## Start Exercise inputs

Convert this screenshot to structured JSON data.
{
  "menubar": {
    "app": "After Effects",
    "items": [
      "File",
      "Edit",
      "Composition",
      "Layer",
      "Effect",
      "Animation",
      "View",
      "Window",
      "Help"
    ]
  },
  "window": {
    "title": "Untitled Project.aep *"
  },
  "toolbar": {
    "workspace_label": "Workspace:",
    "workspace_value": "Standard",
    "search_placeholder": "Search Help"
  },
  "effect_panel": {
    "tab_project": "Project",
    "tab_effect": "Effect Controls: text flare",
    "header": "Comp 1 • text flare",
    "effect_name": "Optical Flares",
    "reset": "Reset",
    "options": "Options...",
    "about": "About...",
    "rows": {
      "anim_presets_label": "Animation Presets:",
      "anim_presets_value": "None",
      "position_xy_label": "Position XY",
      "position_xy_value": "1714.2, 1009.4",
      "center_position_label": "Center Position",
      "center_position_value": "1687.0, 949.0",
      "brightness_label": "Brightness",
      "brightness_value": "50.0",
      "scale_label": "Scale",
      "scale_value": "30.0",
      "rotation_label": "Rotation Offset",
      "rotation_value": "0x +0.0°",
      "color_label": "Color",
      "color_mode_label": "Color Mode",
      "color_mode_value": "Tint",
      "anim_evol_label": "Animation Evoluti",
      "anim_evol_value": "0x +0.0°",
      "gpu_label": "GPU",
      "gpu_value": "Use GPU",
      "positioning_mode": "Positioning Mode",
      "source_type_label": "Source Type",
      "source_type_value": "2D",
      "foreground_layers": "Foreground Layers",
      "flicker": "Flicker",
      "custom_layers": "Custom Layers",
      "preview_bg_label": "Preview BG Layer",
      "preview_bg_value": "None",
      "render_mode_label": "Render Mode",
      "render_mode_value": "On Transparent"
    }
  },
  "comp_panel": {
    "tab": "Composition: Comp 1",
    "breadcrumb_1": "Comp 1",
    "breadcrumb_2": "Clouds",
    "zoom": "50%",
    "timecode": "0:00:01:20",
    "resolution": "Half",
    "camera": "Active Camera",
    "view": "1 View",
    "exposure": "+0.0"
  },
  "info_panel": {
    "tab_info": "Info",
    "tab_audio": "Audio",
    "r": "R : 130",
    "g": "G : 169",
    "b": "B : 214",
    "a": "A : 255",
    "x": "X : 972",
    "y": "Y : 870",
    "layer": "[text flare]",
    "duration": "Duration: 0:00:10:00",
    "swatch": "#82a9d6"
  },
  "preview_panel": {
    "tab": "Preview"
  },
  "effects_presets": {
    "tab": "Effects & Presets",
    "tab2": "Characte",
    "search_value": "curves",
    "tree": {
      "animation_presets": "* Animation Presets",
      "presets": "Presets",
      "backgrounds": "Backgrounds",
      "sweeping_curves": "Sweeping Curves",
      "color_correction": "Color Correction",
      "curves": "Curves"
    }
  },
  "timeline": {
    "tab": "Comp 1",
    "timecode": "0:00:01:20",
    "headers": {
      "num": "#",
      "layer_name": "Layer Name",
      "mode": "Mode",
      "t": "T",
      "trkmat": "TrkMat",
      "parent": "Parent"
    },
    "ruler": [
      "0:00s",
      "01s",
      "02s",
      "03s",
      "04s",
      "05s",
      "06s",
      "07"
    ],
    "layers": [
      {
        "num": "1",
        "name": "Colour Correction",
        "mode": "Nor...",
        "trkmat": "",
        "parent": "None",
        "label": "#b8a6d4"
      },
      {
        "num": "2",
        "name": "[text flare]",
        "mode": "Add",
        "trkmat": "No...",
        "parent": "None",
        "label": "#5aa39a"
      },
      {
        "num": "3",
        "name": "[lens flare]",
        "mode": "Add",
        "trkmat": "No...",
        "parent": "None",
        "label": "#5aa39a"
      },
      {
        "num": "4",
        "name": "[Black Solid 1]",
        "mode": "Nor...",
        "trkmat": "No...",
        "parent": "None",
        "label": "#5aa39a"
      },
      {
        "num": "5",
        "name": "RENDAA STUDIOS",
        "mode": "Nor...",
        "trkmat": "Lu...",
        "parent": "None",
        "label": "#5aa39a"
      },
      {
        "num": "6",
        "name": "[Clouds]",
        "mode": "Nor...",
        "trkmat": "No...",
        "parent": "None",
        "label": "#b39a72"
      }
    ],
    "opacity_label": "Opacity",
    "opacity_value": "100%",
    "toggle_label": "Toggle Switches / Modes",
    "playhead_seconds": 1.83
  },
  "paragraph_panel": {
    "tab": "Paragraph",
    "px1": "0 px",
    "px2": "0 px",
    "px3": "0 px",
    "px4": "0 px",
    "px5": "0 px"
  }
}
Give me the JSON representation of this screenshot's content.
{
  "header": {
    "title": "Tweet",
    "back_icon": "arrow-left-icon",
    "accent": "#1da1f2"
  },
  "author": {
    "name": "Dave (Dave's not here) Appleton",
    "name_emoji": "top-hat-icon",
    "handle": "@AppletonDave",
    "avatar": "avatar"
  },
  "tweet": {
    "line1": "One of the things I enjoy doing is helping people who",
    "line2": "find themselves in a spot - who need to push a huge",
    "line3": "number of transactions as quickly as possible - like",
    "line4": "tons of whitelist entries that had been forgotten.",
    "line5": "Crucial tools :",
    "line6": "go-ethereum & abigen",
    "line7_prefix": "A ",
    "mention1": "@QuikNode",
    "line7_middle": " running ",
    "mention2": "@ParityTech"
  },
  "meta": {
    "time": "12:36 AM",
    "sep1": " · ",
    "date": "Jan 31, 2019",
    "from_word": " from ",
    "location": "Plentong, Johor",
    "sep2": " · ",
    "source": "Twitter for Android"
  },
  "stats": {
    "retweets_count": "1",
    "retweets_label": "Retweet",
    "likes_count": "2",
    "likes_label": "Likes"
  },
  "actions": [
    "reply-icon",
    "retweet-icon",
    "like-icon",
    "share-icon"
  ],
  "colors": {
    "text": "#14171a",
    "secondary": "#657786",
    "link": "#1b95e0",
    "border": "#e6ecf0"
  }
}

## End Exercise inputs

Type out the full listing again, exactly as given.

Convert this screenshot to structured JSON data.
{
  "menubar": {
    "app": "After Effects",
    "items": [
      "File",
      "Edit",
      "Composition",
      "Layer",
      "Effect",
      "Animation",
      "View",
      "Window",
      "Help"
    ]
  },
  "window": {
    "title": "Untitled Project.aep *"
  },
  "toolbar": {
    "workspace_label": "Workspace:",
    "workspace_value": "Standard",
    "search_placeholder": "Search Help"
  },
  "effect_panel": {
    "tab_project": "Project",
    "tab_effect": "Effect Controls: text flare",
    "header": "Comp 1 • text flare",
    "effect_name": "Optical Flares",
    "reset": "Reset",
    "options": "Options...",
    "about": "About...",
    "rows": {
      "anim_presets_label": "Animation Presets:",
      "anim_presets_value": "None",
      "position_xy_label": "Position XY",
      "position_xy_value": "1714.2, 1009.4",
      "center_position_label": "Center Position",
      "center_position_value": "1687.0, 949.0",
      "brightness_label": "Brightness",
      "brightness_value": "50.0",
      "scale_label": "Scale",
      "scale_value": "30.0",
      "rotation_label": "Rotation Offset",
      "rotation_value": "0x +0.0°",
      "color_label": "Color",
      "color_mode_label": "Color Mode",
      "color_mode_value": "Tint",
      "anim_evol_label": "Animation Evoluti",
      "anim_evol_value": "0x +0.0°",
      "gpu_label": "GPU",
      "gpu_value": "Use GPU",
      "positioning_mode": "Positioning Mode",
      "source_type_label": "Source Type",
      "source_type_value": "2D",
      "foreground_layers": "Foreground Layers",
      "flicker": "Flicker",
      "custom_layers": "Custom Layers",
      "preview_bg_label": "Preview BG Layer",
      "preview_bg_value": "None",
      "render_mode_label": "Render Mode",
      "render_mode_value": "On Transparent"
    }
  },
  "comp_panel": {
    "tab": "Composition: Comp 1",
    "breadcrumb_1": "Comp 1",
    "breadcrumb_2": "Clouds",
    "zoom": "50%",
    "timecode": "0:00:01:20",
    "resolution": "Half",
    "camera": "Active Camera",
    "view": "1 View",
    "exposure": "+0.0"
  },
  "info_panel": {
    "tab_info": "Info",
    "tab_audio": "Audio",
    "r": "R : 130",
    "g": "G : 169",
    "b": "B : 214",
    "a": "A : 255",
    "x": "X : 972",
    "y": "Y : 870",
    "layer": "[text flare]",
    "duration": "Duration: 0:00:10:00",
    "swatch": "#82a9d6"
  },
  "preview_panel": {
    "tab": "Preview"
  },
  "effects_presets": {
    "tab": "Effects & Presets",
    "tab2": "Characte",
    "search_value": "curves",
    "tree": {
      "animation_presets": "* Animation Presets",
      "presets": "Presets",
      "backgrounds": "Backgrounds",
      "sweeping_curves": "Sweeping Curves",
      "color_correction": "Color Correction",
      "curves": "Curves"
    }
  },
  "timeline": {
    "tab": "Comp 1",
    "timecode": "0:00:01:20",
    "headers": {
      "num": "#",
      "layer_name": "Layer Name",
      "mode": "Mode",
      "t": "T",
      "trkmat": "TrkMat",
      "parent": "Parent"
    },
    "ruler": [
      "0:00s",
      "01s",
      "02s",
      "03s",
      "04s",
      "05s",
      "06s",
      "07"
    ],
    "layers": [
      {
        "num": "1",
        "name": "Colour Correction",
        "mode": "Nor...",
        "trkmat": "",
        "parent": "None",
        "label": "#b8a6d4"
      },
      {
        "num": "2",
        "name": "[text flare]",
        "mode": "Add",
        "trkmat": "No...",
        "parent": "None",
        "label": "#5aa39a"
      },
      {
        "num": "3",
        "name": "[lens flare]",
        "mode": "Add",
        "trkmat": "No...",
        "parent": "None",
        "label": "#5aa39a"
      },
      {
        "num": "4",
        "name": "[Black Solid 1]",
        "mode": "Nor...",
        "trkmat": "No...",
        "parent": "None",
        "label": "#5aa39a"
      },
      {
        "num": "5",
        "name": "RENDAA STUDIOS",
        "mode": "Nor...",
        "trkmat": "Lu...",
        "parent": "None",
        "label": "#5aa39a"
      },
      {
        "num": "6",
        "name": "[Clouds]",
        "mode": "Nor...",
        "trkmat": "No...",
        "parent": "None",
        "label": "#b39a72"
      }
    ],
    "opacity_label": "Opacity",
    "opacity_value": "100%",
    "toggle_label": "Toggle Switches / Modes",
    "playhead_seconds": 1.83
  },
  "paragraph_panel": {
    "tab": "Paragraph",
    "px1": "0 px",
    "px2": "0 px",
    "px3": "0 px",
    "px4": "0 px",
    "px5": "0 px"
  }
}
Give me the JSON representation of this screenshot's content.
{
  "header": {
    "title": "Tweet",
    "back_icon": "arrow-left-icon",
    "accent": "#1da1f2"
  },
  "author": {
    "name": "Dave (Dave's not here) Appleton",
    "name_emoji": "top-hat-icon",
    "handle": "@AppletonDave",
    "avatar": "avatar"
  },
  "tweet": {
    "line1": "One of the things I enjoy doing is helping people who",
    "line2": "find themselves in a spot - who need to push a huge",
    "line3": "number of transactions as quickly as possible - like",
    "line4": "tons of whitelist entries that had been forgotten.",
    "line5": "Crucial tools :",
    "line6": "go-ethereum & abigen",
    "line7_prefix": "A ",
    "mention1": "@QuikNode",
    "line7_middle": " running ",
    "mention2": "@ParityTech"
  },
  "meta": {
    "time": "12:36 AM",
    "sep1": " · ",
    "date": "Jan 31, 2019",
    "from_word": " from ",
    "location": "Plentong, Johor",
    "sep2": " · ",
    "source": "Twitter for Android"
  },
  "stats": {
    "retweets_count": "1",
    "retweets_label": "Retweet",
    "likes_count": "2",
    "likes_label": "Likes"
  },
  "actions": [
    "reply-icon",
    "retweet-icon",
    "like-icon",
    "share-icon"
  ],
  "colors": {
    "text": "#14171a",
    "secondary": "#657786",
    "link": "#1b95e0",
    "border": "#e6ecf0"
  }
}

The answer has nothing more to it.